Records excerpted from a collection
_ _ _ _ _

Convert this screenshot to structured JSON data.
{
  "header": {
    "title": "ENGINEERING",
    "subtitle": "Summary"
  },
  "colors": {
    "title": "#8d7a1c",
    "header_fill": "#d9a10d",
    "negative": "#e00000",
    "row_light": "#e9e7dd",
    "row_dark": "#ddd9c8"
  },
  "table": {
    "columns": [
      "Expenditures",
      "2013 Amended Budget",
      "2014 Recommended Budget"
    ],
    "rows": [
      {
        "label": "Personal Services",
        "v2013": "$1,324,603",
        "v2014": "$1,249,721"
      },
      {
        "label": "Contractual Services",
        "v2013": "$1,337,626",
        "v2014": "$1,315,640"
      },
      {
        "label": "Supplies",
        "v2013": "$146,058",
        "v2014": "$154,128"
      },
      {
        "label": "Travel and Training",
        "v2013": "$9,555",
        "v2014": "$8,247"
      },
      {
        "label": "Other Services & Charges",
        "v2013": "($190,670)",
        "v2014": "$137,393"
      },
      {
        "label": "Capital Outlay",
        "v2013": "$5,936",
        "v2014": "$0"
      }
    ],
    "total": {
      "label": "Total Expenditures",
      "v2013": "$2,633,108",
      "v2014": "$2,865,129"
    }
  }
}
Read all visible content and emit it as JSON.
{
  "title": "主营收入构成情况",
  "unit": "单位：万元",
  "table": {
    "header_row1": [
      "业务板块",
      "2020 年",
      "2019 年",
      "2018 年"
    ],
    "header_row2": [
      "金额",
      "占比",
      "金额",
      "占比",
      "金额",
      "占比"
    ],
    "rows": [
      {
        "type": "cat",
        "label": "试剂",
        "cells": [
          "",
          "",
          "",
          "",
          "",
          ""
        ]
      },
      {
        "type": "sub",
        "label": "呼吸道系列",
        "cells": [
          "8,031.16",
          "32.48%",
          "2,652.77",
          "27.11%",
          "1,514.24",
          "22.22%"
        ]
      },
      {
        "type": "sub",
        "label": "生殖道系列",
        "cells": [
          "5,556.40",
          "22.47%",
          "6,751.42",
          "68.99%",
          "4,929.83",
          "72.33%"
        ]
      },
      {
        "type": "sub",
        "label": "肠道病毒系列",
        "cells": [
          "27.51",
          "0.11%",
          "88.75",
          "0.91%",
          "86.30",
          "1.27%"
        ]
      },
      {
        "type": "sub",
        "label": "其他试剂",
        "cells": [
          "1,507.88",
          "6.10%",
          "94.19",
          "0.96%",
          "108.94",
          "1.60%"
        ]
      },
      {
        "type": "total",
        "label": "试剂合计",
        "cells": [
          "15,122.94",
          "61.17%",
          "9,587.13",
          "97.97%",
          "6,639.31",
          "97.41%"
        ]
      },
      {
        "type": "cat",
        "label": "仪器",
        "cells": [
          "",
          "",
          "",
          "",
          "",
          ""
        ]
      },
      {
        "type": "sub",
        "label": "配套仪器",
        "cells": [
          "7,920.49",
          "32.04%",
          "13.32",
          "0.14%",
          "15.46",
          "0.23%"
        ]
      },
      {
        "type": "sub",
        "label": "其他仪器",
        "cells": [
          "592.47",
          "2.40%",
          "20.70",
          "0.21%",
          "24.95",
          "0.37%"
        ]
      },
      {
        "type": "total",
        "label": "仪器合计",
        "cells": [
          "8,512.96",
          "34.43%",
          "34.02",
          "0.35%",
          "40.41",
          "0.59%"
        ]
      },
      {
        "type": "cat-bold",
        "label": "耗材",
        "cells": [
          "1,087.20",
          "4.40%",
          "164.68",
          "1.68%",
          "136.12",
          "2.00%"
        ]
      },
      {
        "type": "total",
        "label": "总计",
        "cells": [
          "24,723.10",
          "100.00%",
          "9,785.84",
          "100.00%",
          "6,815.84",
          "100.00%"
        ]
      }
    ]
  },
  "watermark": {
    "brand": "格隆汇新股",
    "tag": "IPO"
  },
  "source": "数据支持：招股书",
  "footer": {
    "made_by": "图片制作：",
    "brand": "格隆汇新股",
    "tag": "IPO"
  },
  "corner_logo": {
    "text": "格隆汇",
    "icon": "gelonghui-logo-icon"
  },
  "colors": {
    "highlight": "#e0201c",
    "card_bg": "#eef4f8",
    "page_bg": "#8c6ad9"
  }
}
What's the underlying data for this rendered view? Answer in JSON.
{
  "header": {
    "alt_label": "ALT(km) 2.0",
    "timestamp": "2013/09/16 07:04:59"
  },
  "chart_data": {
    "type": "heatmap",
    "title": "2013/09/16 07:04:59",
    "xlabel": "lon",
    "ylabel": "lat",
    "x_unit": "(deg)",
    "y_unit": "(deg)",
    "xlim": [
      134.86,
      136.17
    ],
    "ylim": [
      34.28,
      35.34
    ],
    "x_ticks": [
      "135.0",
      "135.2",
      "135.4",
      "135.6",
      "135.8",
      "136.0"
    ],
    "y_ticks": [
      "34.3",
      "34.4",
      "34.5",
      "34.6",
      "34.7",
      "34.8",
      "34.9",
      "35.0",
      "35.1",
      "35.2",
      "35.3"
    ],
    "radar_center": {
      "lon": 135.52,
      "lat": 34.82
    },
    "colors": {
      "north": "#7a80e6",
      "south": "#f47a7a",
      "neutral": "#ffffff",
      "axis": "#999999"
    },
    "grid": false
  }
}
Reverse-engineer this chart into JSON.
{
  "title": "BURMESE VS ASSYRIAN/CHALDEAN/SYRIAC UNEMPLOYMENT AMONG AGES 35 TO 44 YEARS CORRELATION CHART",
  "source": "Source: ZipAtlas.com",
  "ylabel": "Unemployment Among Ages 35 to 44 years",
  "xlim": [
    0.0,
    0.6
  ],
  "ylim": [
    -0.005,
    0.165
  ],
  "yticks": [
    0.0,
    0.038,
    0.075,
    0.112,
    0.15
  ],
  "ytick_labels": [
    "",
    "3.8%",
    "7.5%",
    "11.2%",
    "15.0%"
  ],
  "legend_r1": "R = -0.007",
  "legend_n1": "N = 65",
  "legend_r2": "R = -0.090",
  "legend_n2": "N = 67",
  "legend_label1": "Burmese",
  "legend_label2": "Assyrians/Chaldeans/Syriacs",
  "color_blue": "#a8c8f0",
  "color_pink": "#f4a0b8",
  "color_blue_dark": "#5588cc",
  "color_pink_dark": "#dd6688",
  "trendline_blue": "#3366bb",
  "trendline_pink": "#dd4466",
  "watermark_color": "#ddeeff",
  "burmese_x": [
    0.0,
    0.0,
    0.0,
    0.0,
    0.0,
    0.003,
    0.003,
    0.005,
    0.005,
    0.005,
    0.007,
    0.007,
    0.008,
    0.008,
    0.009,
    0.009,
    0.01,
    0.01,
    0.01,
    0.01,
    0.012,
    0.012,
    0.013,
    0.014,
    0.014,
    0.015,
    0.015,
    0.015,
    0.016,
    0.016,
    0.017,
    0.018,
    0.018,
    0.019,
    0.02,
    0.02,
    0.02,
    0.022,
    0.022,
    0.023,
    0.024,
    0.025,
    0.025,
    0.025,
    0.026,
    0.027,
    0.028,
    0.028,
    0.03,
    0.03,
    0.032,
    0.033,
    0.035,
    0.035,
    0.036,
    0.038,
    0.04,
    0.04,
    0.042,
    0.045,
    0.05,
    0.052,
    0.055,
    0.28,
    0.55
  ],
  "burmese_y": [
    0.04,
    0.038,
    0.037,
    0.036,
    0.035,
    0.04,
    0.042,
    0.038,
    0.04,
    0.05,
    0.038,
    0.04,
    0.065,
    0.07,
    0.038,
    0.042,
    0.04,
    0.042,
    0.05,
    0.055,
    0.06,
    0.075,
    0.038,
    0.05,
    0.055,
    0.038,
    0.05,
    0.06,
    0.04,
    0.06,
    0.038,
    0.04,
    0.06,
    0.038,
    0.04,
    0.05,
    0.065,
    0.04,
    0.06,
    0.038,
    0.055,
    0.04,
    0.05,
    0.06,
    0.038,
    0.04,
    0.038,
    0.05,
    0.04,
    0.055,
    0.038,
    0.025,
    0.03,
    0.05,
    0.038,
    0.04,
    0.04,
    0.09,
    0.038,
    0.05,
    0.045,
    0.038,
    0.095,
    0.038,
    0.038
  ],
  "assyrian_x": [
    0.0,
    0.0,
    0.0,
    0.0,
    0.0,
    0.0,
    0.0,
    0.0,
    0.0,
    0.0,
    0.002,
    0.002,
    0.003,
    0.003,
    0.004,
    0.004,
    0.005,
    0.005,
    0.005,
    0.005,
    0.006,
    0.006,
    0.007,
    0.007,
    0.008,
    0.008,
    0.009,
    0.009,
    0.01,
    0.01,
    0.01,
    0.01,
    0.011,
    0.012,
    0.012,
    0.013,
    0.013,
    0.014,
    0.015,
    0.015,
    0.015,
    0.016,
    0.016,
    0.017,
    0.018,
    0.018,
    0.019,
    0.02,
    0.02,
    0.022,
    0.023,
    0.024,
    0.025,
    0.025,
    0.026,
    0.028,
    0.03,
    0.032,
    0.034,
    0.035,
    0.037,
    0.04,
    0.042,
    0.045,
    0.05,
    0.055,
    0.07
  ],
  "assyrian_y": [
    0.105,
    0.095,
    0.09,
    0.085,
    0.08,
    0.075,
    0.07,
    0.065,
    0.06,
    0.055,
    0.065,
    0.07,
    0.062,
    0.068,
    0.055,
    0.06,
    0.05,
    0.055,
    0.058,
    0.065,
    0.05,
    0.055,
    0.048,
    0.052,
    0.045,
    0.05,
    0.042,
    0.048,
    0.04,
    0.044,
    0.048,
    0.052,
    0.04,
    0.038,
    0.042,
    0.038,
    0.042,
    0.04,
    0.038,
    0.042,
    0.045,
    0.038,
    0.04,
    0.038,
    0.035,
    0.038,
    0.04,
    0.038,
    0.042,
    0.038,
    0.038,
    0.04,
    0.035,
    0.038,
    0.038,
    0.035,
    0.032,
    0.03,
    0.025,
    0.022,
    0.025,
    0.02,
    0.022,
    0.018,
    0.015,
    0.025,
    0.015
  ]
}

_ _ _ _ _

→ **INSTRUCTIONS TO FOLLOW**: In the listing, how many lines hold "Services"? Answer with a bare number.

→ **ANSWER BELOW**: 3